**Data items**:

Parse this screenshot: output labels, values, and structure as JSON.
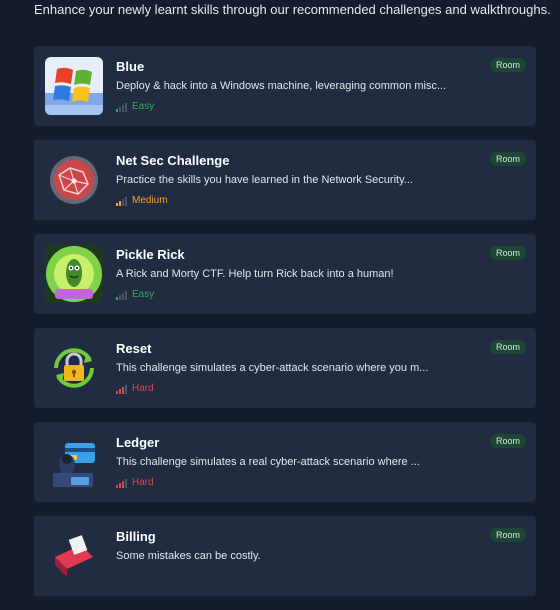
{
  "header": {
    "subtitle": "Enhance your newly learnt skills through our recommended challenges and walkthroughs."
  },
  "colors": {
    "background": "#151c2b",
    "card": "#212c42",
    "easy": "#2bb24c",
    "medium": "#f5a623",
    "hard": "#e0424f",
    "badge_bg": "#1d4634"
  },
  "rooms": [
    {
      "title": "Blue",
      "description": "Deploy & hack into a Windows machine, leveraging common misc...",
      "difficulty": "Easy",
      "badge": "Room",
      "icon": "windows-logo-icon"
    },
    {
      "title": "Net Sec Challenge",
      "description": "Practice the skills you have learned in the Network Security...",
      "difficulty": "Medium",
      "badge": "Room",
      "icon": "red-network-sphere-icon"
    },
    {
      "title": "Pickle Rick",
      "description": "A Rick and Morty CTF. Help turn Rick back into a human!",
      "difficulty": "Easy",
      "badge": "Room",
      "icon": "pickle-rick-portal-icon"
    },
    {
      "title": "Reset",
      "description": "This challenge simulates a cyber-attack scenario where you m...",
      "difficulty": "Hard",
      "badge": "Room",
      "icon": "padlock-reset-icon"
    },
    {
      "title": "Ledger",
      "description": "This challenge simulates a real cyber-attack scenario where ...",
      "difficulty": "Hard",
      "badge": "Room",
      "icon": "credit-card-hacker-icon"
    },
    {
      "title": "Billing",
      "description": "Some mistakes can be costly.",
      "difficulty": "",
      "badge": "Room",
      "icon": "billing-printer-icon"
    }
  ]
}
--
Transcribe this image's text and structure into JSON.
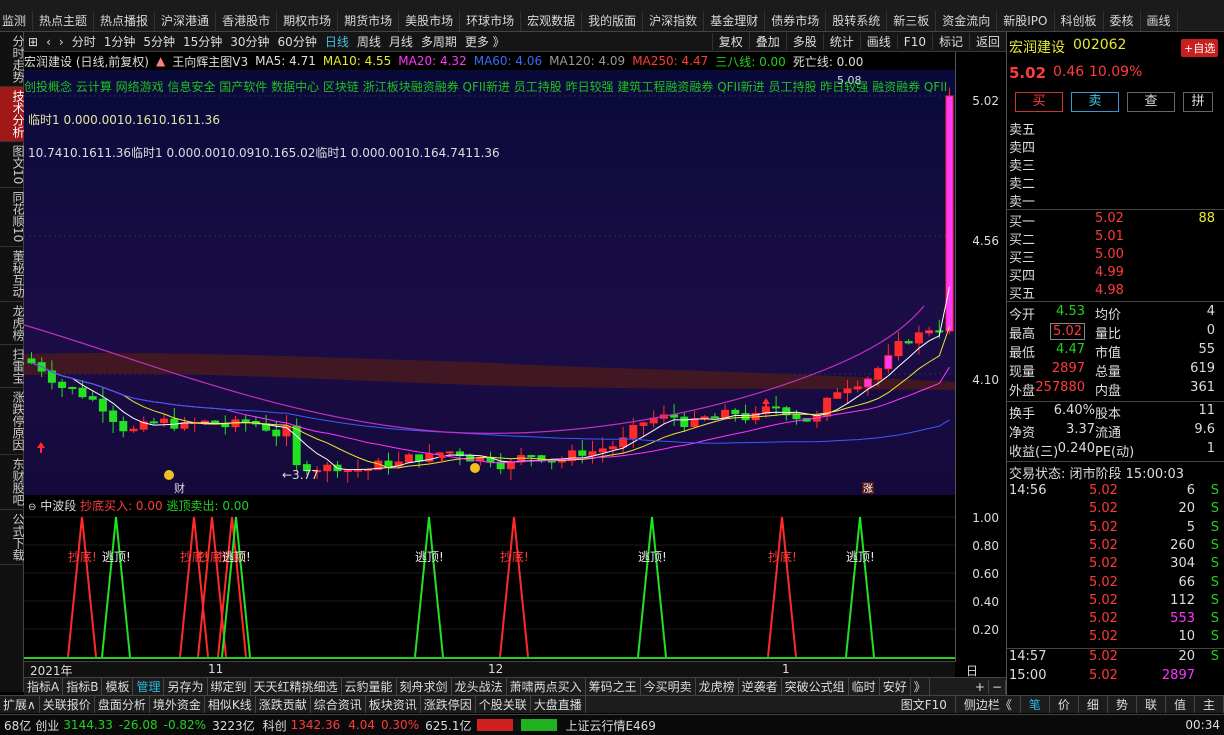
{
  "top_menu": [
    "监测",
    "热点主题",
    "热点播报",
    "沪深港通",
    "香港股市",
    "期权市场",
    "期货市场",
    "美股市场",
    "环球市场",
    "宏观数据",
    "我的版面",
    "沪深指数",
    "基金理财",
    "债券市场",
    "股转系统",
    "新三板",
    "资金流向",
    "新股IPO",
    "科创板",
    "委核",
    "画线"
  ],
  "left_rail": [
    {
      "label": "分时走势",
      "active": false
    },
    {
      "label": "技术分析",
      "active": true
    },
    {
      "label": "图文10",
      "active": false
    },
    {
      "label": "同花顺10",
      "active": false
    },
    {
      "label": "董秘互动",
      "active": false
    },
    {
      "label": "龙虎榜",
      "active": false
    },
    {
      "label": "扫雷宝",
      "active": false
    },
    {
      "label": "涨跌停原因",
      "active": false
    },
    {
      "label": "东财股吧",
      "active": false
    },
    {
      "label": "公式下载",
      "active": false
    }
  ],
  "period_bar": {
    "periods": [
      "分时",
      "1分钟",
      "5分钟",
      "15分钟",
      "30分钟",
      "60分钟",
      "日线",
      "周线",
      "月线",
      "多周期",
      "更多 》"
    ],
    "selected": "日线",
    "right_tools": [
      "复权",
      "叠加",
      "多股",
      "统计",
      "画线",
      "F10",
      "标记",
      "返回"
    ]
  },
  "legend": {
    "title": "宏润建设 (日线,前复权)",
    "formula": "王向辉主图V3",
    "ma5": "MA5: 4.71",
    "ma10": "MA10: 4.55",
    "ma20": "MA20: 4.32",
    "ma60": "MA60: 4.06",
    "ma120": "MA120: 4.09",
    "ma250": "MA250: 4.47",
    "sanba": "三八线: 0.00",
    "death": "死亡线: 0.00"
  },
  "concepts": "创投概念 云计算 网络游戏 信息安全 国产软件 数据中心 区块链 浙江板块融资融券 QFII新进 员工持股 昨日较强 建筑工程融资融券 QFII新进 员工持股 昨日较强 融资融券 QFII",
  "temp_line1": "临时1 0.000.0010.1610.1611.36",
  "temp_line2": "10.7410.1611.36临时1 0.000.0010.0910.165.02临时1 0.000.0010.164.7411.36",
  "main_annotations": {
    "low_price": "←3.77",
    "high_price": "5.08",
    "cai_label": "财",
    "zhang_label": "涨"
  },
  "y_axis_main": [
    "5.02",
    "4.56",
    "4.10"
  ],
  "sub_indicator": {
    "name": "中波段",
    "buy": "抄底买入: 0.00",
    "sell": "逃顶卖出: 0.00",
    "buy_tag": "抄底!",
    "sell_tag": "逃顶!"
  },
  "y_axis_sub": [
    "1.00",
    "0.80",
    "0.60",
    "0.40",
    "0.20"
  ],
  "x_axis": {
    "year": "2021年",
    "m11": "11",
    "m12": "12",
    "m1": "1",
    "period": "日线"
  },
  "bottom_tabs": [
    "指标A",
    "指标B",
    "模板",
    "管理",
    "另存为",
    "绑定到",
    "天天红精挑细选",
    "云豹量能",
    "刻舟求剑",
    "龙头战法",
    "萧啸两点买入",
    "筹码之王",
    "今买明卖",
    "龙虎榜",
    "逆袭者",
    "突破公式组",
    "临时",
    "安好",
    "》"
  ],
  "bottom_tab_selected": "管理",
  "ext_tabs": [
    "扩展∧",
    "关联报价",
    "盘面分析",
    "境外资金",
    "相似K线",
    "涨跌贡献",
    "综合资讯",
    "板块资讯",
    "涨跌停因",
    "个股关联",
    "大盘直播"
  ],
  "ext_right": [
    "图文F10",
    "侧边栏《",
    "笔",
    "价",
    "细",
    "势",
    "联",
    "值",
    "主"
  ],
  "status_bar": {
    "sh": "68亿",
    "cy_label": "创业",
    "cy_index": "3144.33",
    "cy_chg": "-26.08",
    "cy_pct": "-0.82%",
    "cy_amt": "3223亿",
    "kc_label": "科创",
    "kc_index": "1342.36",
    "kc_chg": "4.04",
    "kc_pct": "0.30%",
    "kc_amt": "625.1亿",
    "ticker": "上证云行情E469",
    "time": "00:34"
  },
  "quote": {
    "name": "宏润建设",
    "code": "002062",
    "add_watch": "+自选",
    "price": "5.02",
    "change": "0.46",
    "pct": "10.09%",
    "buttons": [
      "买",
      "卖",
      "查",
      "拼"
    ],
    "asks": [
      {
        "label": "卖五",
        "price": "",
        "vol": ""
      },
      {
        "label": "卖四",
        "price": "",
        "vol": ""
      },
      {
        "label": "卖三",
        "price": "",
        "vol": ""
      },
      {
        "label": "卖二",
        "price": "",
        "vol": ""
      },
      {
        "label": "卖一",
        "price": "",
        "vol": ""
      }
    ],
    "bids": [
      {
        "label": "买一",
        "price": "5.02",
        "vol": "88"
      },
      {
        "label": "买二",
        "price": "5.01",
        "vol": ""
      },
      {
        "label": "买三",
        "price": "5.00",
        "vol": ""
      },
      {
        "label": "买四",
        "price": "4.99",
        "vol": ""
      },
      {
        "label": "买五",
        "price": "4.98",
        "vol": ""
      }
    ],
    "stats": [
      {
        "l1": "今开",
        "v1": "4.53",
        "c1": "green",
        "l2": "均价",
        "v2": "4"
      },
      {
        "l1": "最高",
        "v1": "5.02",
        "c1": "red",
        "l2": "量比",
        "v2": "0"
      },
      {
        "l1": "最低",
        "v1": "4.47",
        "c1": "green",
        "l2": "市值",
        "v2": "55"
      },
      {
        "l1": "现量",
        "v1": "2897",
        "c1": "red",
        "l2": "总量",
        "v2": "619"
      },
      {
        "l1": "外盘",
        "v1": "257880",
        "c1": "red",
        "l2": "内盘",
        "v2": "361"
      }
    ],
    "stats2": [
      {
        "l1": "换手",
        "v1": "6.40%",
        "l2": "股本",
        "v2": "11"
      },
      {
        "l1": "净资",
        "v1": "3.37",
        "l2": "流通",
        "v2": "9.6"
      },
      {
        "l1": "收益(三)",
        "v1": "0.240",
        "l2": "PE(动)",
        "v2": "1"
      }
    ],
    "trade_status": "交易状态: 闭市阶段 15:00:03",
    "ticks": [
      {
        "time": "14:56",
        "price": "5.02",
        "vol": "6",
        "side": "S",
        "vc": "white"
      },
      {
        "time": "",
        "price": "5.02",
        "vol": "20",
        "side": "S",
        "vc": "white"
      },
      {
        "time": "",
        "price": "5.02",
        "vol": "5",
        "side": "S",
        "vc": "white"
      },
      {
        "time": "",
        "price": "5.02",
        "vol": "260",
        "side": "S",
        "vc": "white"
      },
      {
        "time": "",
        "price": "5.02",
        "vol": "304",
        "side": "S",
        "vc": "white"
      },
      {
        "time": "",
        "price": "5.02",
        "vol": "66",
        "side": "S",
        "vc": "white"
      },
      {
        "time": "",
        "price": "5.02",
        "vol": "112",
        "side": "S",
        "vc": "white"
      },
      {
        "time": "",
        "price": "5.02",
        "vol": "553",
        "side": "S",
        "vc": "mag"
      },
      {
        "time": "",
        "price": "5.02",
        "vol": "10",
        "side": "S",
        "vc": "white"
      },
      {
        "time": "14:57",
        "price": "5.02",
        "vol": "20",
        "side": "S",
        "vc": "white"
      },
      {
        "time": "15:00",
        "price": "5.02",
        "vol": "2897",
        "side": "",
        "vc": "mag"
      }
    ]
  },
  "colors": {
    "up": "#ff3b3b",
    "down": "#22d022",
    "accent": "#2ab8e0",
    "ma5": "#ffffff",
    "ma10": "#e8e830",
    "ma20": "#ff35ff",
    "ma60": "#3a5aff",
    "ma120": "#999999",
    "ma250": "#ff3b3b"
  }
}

**What is asked**:
Out of the material above, gather each line where "icon" appears.

**Written reply**:
      "icon": "windows-logo-icon"
      "icon": "red-network-sphere-icon"
      "icon": "pickle-rick-portal-icon"
      "icon": "padlock-reset-icon"
      "icon": "credit-card-hacker-icon"
      "icon": "billing-printer-icon"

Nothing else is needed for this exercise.